* **What is asked**: Collect every line in the records below that contains the word "image".

* **Raw records**:
┌──

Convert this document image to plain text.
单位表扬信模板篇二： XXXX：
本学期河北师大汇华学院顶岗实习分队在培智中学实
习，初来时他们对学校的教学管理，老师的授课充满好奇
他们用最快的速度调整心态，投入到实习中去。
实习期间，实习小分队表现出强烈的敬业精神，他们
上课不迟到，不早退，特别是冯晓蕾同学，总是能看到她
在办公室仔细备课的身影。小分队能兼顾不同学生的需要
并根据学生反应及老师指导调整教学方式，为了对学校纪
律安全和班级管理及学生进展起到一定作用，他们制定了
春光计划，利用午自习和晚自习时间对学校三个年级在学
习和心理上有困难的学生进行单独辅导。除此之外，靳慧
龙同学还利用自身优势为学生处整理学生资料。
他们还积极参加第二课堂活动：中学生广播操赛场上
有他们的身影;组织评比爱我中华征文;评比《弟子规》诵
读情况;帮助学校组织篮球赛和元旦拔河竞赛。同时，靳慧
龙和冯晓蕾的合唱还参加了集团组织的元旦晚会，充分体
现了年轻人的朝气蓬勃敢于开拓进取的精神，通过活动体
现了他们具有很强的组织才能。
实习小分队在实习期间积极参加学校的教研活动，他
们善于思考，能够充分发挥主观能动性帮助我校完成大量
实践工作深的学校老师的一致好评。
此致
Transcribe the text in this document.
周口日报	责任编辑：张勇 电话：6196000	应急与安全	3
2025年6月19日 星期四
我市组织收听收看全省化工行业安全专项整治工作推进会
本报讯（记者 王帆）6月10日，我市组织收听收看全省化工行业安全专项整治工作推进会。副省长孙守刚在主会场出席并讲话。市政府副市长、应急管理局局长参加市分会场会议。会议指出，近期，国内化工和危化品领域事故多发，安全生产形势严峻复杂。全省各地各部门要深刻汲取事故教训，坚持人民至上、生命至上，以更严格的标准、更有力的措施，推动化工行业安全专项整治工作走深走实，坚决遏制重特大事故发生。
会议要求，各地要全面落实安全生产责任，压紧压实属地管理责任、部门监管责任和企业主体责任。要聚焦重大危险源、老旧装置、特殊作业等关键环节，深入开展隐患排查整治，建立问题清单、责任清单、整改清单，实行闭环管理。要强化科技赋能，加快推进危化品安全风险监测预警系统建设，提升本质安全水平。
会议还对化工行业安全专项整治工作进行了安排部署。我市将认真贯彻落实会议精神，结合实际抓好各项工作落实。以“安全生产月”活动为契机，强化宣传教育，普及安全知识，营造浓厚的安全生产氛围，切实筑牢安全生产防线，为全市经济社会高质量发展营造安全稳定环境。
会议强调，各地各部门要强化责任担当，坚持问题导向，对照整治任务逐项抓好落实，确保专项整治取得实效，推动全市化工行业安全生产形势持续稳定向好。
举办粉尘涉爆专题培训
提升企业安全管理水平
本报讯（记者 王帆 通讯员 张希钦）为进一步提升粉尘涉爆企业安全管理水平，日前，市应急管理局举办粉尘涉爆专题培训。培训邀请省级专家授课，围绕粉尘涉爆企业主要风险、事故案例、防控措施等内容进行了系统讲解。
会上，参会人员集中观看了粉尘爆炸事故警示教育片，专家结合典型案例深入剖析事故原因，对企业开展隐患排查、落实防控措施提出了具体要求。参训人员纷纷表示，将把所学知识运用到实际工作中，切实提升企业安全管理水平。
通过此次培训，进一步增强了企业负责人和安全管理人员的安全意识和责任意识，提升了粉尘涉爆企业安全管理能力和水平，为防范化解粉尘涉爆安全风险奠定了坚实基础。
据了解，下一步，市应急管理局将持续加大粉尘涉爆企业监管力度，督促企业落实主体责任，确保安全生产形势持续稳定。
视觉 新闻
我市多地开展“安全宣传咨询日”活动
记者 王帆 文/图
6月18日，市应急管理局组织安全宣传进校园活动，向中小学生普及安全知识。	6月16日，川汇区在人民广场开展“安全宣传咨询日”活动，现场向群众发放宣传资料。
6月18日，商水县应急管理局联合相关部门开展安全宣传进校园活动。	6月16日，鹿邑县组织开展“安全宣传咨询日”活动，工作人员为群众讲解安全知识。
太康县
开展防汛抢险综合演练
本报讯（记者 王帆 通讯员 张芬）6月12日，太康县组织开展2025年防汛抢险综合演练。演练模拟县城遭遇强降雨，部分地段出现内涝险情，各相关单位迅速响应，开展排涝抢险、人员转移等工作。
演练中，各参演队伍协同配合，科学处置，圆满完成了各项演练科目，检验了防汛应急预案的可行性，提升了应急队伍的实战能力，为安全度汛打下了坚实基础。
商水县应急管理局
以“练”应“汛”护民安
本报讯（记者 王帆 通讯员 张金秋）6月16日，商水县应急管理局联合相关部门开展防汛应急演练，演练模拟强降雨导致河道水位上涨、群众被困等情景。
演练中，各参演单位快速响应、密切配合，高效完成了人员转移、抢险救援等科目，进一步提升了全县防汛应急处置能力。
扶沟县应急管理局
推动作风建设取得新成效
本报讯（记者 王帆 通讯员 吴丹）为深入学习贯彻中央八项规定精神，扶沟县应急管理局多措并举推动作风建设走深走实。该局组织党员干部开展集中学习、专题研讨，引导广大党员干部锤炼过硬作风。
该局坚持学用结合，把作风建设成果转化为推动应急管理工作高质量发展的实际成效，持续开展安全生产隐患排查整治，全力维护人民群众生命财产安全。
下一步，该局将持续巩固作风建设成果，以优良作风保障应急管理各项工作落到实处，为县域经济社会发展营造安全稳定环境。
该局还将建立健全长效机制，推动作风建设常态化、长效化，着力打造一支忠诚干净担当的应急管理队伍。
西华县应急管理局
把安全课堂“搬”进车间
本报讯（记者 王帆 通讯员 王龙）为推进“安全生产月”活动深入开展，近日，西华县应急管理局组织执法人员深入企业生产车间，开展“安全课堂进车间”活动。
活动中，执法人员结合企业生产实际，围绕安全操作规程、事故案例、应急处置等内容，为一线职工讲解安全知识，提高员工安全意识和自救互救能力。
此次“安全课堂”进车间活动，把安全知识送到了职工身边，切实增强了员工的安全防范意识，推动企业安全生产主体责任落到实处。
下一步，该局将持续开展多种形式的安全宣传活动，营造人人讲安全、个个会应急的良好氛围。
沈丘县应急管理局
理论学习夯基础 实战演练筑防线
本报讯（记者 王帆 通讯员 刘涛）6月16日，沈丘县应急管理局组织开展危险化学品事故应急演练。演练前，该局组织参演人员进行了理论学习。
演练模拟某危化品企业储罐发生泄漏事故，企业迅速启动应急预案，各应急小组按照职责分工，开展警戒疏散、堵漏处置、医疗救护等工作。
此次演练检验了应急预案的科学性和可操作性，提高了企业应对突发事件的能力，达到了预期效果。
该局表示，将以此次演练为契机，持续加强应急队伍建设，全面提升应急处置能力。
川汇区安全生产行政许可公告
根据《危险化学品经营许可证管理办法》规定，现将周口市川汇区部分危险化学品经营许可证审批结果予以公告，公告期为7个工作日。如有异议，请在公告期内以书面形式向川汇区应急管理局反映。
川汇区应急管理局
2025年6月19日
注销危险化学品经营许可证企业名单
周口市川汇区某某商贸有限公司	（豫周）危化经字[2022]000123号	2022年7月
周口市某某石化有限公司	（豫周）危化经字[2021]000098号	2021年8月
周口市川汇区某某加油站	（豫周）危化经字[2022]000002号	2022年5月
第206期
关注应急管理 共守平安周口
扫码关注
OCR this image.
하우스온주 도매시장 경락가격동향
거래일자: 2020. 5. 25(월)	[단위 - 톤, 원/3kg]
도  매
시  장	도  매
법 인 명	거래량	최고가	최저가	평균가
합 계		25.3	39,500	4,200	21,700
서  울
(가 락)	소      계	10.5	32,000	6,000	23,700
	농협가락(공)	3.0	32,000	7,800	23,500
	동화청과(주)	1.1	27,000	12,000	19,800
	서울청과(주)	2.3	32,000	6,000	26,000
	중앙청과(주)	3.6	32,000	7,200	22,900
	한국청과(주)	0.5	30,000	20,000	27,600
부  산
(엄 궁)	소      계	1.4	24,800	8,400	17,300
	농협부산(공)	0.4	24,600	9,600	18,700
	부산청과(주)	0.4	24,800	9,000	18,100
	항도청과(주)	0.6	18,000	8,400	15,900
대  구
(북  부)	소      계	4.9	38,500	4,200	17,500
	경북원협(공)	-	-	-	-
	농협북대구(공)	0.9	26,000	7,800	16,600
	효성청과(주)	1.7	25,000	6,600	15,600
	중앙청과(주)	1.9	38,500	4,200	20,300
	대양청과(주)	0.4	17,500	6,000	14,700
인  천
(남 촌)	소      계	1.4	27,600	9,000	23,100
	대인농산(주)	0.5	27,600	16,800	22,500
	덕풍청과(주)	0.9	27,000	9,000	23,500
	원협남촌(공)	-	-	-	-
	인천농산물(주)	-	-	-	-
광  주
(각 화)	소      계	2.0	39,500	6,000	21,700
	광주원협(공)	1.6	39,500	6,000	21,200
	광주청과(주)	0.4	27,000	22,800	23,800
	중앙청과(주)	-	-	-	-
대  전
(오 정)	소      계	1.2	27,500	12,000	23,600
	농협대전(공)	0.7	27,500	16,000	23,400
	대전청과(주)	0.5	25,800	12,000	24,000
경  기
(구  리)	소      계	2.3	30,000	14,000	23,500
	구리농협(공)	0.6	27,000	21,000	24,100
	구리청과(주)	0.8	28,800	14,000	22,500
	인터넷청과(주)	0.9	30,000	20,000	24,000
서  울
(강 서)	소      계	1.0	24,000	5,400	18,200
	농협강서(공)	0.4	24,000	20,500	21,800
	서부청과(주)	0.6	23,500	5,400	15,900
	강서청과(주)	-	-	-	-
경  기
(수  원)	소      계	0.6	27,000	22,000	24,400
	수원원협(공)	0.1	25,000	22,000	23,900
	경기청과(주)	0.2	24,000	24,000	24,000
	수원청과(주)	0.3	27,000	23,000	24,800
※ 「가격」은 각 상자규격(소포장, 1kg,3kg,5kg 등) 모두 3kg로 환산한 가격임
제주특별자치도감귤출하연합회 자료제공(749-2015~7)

└──

* **Complete answer**:
Convert this document image to plain text.
OCR this image.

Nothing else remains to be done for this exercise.